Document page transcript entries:
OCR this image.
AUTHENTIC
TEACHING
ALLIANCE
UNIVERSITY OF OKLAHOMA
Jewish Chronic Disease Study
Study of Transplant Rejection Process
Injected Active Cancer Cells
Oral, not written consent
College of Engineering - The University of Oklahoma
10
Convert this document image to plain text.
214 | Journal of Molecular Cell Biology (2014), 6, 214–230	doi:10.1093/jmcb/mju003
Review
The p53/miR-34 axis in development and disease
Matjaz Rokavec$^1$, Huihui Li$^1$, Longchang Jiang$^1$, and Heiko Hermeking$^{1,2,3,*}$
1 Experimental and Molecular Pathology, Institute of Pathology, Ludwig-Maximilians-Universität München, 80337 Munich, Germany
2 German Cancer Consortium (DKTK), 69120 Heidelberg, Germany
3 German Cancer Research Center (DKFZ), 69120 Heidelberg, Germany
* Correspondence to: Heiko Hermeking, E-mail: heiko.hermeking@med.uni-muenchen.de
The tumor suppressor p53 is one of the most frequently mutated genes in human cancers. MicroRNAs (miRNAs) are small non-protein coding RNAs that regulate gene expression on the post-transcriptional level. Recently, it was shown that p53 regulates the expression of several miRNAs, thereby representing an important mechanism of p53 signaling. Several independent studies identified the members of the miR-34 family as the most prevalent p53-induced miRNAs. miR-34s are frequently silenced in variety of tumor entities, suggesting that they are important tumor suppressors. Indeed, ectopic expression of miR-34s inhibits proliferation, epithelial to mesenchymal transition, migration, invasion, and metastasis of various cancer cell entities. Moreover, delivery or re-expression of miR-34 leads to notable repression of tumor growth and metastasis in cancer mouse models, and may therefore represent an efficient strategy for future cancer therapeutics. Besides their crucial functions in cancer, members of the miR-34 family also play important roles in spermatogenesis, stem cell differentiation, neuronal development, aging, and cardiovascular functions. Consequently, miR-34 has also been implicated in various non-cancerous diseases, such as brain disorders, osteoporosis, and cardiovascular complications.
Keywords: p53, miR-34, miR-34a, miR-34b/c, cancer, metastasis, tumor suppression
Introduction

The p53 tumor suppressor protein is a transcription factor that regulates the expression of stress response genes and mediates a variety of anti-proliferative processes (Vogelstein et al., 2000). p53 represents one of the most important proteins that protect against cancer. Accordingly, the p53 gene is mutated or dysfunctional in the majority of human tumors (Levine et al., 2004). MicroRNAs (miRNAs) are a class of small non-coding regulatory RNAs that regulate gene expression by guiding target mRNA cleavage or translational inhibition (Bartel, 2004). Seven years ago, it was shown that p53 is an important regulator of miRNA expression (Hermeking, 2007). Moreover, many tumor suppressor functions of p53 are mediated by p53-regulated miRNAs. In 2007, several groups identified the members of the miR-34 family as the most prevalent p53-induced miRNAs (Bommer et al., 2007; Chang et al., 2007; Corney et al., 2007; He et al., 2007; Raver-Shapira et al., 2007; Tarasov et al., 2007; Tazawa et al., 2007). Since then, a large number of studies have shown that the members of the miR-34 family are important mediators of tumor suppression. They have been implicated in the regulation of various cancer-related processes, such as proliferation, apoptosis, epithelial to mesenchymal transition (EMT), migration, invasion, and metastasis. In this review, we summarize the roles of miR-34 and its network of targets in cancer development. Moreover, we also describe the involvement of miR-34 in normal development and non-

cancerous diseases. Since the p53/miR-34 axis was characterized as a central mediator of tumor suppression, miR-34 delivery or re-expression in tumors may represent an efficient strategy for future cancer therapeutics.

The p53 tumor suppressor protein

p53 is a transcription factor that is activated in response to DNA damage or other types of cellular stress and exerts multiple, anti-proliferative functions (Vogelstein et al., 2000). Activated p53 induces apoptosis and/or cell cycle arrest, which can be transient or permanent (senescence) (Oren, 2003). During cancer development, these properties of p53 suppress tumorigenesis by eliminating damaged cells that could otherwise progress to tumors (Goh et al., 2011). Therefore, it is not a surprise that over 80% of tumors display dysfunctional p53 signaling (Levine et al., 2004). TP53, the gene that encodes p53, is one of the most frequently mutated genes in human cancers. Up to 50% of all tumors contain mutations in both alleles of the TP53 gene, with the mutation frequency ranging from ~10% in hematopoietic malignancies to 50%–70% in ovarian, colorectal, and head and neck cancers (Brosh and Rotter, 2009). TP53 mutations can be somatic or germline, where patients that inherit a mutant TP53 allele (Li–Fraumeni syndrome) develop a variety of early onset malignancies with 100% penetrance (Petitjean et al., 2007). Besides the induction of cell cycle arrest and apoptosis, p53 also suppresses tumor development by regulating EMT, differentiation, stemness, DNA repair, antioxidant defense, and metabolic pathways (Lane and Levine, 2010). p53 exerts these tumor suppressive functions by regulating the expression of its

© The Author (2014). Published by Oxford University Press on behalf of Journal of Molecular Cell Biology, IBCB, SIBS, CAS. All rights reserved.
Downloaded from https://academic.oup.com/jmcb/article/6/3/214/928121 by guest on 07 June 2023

**Work instructions:** Restate the records above in full, keeping each line exactly as it stands.

**Output:**
OCR this image.
AUTHENTIC
TEACHING
ALLIANCE
UNIVERSITY OF OKLAHOMA
Jewish Chronic Disease Study
Study of Transplant Rejection Process
Injected Active Cancer Cells
Oral, not written consent
College of Engineering - The University of Oklahoma
10
Convert this document image to plain text.
214 | Journal of Molecular Cell Biology (2014), 6, 214–230	doi:10.1093/jmcb/mju003
Review
The p53/miR-34 axis in development and disease
Matjaz Rokavec$^1$, Huihui Li$^1$, Longchang Jiang$^1$, and Heiko Hermeking$^{1,2,3,*}$
1 Experimental and Molecular Pathology, Institute of Pathology, Ludwig-Maximilians-Universität München, 80337 Munich, Germany
2 German Cancer Consortium (DKTK), 69120 Heidelberg, Germany
3 German Cancer Research Center (DKFZ), 69120 Heidelberg, Germany
* Correspondence to: Heiko Hermeking, E-mail: heiko.hermeking@med.uni-muenchen.de
The tumor suppressor p53 is one of the most frequently mutated genes in human cancers. MicroRNAs (miRNAs) are small non-protein coding RNAs that regulate gene expression on the post-transcriptional level. Recently, it was shown that p53 regulates the expression of several miRNAs, thereby representing an important mechanism of p53 signaling. Several independent studies identified the members of the miR-34 family as the most prevalent p53-induced miRNAs. miR-34s are frequently silenced in variety of tumor entities, suggesting that they are important tumor suppressors. Indeed, ectopic expression of miR-34s inhibits proliferation, epithelial to mesenchymal transition, migration, invasion, and metastasis of various cancer cell entities. Moreover, delivery or re-expression of miR-34 leads to notable repression of tumor growth and metastasis in cancer mouse models, and may therefore represent an efficient strategy for future cancer therapeutics. Besides their crucial functions in cancer, members of the miR-34 family also play important roles in spermatogenesis, stem cell differentiation, neuronal development, aging, and cardiovascular functions. Consequently, miR-34 has also been implicated in various non-cancerous diseases, such as brain disorders, osteoporosis, and cardiovascular complications.
Keywords: p53, miR-34, miR-34a, miR-34b/c, cancer, metastasis, tumor suppression
Introduction

The p53 tumor suppressor protein is a transcription factor that regulates the expression of stress response genes and mediates a variety of anti-proliferative processes (Vogelstein et al., 2000). p53 represents one of the most important proteins that protect against cancer. Accordingly, the p53 gene is mutated or dysfunctional in the majority of human tumors (Levine et al., 2004). MicroRNAs (miRNAs) are a class of small non-coding regulatory RNAs that regulate gene expression by guiding target mRNA cleavage or translational inhibition (Bartel, 2004). Seven years ago, it was shown that p53 is an important regulator of miRNA expression (Hermeking, 2007). Moreover, many tumor suppressor functions of p53 are mediated by p53-regulated miRNAs. In 2007, several groups identified the members of the miR-34 family as the most prevalent p53-induced miRNAs (Bommer et al., 2007; Chang et al., 2007; Corney et al., 2007; He et al., 2007; Raver-Shapira et al., 2007; Tarasov et al., 2007; Tazawa et al., 2007). Since then, a large number of studies have shown that the members of the miR-34 family are important mediators of tumor suppression. They have been implicated in the regulation of various cancer-related processes, such as proliferation, apoptosis, epithelial to mesenchymal transition (EMT), migration, invasion, and metastasis. In this review, we summarize the roles of miR-34 and its network of targets in cancer development. Moreover, we also describe the involvement of miR-34 in normal development and non-

cancerous diseases. Since the p53/miR-34 axis was characterized as a central mediator of tumor suppression, miR-34 delivery or re-expression in tumors may represent an efficient strategy for future cancer therapeutics.

The p53 tumor suppressor protein

p53 is a transcription factor that is activated in response to DNA damage or other types of cellular stress and exerts multiple, anti-proliferative functions (Vogelstein et al., 2000). Activated p53 induces apoptosis and/or cell cycle arrest, which can be transient or permanent (senescence) (Oren, 2003). During cancer development, these properties of p53 suppress tumorigenesis by eliminating damaged cells that could otherwise progress to tumors (Goh et al., 2011). Therefore, it is not a surprise that over 80% of tumors display dysfunctional p53 signaling (Levine et al., 2004). TP53, the gene that encodes p53, is one of the most frequently mutated genes in human cancers. Up to 50% of all tumors contain mutations in both alleles of the TP53 gene, with the mutation frequency ranging from ~10% in hematopoietic malignancies to 50%–70% in ovarian, colorectal, and head and neck cancers (Brosh and Rotter, 2009). TP53 mutations can be somatic or germline, where patients that inherit a mutant TP53 allele (Li–Fraumeni syndrome) develop a variety of early onset malignancies with 100% penetrance (Petitjean et al., 2007). Besides the induction of cell cycle arrest and apoptosis, p53 also suppresses tumor development by regulating EMT, differentiation, stemness, DNA repair, antioxidant defense, and metabolic pathways (Lane and Levine, 2010). p53 exerts these tumor suppressive functions by regulating the expression of its

© The Author (2014). Published by Oxford University Press on behalf of Journal of Molecular Cell Biology, IBCB, SIBS, CAS. All rights reserved.
Downloaded from https://academic.oup.com/jmcb/article/6/3/214/928121 by guest on 07 June 2023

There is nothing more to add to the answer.